WHAT YOU SHOULD DO
Pull out every line of the data that contains the word "blue". Case counts, so a line matches only when its capitalization is the same.

───── EXTRACTED DATA

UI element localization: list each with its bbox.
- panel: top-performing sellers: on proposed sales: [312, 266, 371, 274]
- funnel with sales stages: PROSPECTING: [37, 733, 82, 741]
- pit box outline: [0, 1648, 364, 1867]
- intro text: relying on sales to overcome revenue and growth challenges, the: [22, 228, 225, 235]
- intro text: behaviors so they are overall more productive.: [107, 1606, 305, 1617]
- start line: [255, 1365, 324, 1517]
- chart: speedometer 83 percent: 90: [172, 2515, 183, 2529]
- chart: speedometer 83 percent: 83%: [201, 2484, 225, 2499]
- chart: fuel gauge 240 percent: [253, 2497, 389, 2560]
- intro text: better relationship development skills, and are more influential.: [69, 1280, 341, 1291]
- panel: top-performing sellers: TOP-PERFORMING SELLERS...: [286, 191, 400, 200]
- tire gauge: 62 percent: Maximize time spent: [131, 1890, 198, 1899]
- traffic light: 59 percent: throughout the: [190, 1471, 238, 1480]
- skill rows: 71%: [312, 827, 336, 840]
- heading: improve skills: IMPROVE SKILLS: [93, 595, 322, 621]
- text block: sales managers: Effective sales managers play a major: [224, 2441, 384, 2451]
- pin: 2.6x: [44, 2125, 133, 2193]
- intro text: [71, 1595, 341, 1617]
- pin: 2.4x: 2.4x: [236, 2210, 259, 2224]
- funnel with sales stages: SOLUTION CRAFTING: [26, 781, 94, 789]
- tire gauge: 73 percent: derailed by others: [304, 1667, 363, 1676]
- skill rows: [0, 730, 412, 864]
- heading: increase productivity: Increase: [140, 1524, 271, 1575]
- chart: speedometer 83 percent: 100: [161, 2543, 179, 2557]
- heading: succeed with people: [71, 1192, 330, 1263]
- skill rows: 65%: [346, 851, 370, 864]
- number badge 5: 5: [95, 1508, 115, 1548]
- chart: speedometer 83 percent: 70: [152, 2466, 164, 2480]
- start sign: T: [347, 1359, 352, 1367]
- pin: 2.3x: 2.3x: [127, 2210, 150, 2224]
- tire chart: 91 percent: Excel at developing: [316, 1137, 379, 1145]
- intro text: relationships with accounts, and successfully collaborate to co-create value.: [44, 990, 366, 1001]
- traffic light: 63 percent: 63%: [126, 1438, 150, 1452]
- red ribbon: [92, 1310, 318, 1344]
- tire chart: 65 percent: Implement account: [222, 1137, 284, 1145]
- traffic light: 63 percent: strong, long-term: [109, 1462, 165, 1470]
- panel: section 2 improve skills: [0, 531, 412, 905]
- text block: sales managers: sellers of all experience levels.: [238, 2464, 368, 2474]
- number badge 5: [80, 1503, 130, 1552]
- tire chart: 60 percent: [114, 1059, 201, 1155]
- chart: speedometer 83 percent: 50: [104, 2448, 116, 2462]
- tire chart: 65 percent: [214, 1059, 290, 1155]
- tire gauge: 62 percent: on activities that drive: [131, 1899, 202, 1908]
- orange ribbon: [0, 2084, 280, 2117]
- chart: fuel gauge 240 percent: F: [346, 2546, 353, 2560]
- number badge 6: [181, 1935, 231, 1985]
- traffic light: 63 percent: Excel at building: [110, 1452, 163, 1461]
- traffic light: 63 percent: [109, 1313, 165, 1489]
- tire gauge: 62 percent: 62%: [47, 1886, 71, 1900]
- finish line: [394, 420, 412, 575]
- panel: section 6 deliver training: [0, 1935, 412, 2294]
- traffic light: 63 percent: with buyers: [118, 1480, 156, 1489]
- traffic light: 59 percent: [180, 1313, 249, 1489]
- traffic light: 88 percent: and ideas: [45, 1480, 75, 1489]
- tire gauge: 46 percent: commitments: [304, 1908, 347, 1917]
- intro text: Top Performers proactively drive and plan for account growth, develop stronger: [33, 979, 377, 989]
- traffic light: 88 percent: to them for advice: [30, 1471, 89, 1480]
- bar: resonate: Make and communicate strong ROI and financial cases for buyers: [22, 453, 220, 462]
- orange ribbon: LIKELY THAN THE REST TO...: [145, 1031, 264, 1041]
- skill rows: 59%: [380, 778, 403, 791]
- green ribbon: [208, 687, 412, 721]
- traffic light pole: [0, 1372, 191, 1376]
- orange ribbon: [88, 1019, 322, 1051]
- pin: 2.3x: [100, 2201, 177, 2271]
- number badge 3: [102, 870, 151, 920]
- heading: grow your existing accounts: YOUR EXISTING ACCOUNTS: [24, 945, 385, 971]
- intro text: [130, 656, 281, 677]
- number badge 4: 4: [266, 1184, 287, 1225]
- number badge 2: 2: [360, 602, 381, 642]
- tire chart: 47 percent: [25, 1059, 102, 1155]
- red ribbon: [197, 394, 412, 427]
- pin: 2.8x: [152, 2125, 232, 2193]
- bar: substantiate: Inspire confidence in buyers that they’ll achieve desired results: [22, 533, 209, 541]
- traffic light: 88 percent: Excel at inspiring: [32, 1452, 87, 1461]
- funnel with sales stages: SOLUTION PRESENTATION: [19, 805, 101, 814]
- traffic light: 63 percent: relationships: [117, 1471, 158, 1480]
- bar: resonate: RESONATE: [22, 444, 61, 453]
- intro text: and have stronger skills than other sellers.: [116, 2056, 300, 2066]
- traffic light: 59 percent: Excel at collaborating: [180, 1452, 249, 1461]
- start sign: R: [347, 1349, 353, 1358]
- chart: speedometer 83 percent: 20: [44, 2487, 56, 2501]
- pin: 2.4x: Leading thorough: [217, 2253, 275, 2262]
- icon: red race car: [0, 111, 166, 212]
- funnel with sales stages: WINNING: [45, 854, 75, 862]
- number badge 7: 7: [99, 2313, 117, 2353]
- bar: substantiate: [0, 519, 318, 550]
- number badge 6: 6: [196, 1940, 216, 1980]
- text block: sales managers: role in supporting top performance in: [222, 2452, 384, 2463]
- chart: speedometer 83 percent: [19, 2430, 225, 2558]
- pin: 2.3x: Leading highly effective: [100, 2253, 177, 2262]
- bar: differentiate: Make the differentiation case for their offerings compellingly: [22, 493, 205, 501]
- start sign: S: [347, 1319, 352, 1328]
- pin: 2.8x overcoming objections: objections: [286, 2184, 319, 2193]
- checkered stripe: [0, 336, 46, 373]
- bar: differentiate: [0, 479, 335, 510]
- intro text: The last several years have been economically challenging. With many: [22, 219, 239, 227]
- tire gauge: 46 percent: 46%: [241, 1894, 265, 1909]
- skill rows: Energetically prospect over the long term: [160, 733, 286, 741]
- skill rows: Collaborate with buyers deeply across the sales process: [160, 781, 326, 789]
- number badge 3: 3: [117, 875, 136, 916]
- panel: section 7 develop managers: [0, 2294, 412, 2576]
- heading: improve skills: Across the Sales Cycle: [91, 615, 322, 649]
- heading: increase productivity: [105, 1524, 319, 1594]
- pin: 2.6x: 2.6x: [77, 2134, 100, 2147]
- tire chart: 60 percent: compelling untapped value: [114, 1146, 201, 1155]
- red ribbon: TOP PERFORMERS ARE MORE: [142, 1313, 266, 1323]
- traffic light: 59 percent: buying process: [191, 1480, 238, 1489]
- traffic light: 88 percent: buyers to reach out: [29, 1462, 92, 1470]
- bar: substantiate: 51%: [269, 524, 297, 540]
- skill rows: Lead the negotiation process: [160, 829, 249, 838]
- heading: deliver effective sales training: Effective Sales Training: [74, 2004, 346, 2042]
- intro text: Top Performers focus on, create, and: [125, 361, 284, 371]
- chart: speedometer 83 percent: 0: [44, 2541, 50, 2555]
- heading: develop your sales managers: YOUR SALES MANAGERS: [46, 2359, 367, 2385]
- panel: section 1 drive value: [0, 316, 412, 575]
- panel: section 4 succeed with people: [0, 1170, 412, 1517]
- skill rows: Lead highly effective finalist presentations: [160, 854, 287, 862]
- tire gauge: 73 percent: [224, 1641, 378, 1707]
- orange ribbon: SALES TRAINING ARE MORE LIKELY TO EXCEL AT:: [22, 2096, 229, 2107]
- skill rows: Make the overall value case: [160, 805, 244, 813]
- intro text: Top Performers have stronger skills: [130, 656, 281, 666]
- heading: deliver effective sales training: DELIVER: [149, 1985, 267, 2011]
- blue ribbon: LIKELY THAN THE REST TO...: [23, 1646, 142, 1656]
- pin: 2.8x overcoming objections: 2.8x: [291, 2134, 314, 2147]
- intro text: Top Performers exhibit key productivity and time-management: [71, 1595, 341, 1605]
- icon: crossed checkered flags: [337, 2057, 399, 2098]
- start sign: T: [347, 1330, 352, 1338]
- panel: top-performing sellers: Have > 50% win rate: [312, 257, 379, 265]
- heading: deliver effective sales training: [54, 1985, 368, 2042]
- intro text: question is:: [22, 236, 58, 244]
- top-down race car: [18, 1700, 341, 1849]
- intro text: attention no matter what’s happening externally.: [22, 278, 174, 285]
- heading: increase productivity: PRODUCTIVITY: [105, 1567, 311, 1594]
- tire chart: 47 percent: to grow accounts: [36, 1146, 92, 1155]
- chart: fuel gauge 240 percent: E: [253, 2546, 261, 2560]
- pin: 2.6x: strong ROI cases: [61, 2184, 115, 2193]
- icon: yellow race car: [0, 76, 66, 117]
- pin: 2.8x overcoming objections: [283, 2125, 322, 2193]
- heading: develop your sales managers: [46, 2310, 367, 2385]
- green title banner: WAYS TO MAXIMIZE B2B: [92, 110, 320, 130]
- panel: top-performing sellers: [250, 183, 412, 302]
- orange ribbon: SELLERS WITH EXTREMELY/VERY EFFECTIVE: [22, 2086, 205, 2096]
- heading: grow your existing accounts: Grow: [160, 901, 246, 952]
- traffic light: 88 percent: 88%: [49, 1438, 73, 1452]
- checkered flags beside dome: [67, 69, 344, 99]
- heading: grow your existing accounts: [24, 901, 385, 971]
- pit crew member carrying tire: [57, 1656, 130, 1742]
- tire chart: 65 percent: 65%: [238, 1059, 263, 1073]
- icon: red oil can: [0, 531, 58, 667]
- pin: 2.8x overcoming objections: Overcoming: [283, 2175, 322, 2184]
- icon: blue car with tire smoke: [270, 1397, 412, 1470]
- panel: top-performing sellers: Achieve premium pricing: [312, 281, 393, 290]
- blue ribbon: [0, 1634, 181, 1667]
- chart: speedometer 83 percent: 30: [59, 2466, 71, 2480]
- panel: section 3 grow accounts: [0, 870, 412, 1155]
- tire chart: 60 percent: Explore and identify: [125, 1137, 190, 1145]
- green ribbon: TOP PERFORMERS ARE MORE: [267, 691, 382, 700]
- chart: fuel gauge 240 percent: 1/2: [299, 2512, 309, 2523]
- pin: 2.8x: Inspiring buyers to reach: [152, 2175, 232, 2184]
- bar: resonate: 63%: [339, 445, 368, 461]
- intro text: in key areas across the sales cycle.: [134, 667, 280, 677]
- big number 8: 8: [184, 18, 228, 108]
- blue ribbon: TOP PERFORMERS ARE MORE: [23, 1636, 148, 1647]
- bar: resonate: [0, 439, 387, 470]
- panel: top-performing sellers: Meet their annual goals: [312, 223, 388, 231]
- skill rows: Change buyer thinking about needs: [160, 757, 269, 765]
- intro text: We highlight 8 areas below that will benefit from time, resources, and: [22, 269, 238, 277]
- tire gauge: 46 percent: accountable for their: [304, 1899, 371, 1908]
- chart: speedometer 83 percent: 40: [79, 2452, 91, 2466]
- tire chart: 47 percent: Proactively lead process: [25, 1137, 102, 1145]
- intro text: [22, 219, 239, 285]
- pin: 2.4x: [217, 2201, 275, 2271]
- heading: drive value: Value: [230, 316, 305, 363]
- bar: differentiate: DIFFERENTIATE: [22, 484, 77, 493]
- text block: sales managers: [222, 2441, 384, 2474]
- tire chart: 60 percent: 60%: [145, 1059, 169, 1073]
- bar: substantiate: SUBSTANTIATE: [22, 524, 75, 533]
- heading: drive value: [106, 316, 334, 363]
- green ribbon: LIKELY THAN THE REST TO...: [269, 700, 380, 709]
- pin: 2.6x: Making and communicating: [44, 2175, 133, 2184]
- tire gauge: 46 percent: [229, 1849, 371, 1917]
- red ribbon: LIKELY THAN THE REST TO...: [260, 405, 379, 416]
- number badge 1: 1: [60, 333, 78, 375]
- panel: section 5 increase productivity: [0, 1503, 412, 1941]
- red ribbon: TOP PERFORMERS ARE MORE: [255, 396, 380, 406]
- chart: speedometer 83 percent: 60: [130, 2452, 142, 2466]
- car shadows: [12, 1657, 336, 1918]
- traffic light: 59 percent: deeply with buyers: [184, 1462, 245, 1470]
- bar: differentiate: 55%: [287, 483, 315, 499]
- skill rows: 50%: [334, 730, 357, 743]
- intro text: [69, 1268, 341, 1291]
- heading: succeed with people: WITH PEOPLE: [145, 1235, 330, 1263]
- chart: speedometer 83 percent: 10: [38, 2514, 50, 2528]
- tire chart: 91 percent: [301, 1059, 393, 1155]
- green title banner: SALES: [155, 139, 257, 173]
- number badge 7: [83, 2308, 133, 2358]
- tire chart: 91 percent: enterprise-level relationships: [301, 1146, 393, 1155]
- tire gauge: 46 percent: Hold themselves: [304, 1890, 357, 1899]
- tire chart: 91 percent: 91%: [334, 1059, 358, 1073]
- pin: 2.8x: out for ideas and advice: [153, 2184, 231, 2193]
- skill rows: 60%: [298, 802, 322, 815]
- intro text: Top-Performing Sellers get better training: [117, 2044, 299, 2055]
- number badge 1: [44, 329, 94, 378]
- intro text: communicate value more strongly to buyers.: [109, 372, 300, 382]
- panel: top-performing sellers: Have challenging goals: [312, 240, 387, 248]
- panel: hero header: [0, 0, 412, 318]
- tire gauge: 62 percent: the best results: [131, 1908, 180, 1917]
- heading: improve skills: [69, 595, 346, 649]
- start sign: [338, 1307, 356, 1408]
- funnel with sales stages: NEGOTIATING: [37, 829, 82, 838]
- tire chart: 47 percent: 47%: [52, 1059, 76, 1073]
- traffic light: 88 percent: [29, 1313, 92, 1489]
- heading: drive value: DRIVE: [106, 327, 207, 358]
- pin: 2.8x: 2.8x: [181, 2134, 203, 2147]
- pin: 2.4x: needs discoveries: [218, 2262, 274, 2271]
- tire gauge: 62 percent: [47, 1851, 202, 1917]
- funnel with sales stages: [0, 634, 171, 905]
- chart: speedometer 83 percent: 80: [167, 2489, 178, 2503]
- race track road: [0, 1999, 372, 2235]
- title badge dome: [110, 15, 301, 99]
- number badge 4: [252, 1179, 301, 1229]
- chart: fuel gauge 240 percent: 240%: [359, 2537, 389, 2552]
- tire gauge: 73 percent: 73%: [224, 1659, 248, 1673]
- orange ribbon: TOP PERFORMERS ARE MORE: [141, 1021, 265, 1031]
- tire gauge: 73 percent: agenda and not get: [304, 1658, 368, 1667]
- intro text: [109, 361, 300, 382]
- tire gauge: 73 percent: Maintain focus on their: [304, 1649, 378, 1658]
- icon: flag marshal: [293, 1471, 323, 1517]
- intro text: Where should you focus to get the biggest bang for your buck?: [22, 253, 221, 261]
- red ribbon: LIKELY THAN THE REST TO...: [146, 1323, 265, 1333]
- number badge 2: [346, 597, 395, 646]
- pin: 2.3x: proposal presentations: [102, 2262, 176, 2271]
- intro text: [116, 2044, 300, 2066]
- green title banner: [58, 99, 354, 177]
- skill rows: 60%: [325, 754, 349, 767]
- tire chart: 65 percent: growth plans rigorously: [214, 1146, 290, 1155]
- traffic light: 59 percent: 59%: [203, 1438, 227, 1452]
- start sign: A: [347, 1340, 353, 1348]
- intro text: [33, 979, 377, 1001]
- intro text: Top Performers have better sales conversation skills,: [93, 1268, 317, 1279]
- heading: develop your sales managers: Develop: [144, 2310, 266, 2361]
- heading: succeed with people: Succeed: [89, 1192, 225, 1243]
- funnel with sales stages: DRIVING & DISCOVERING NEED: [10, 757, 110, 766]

──────────

ANSWER TO THIS TASK
- blue ribbon: LIKELY THAN THE REST TO...: [23, 1646, 142, 1656]
- icon: blue car with tire smoke: [270, 1397, 412, 1470]
- blue ribbon: [0, 1634, 181, 1667]
- blue ribbon: TOP PERFORMERS ARE MORE: [23, 1636, 148, 1647]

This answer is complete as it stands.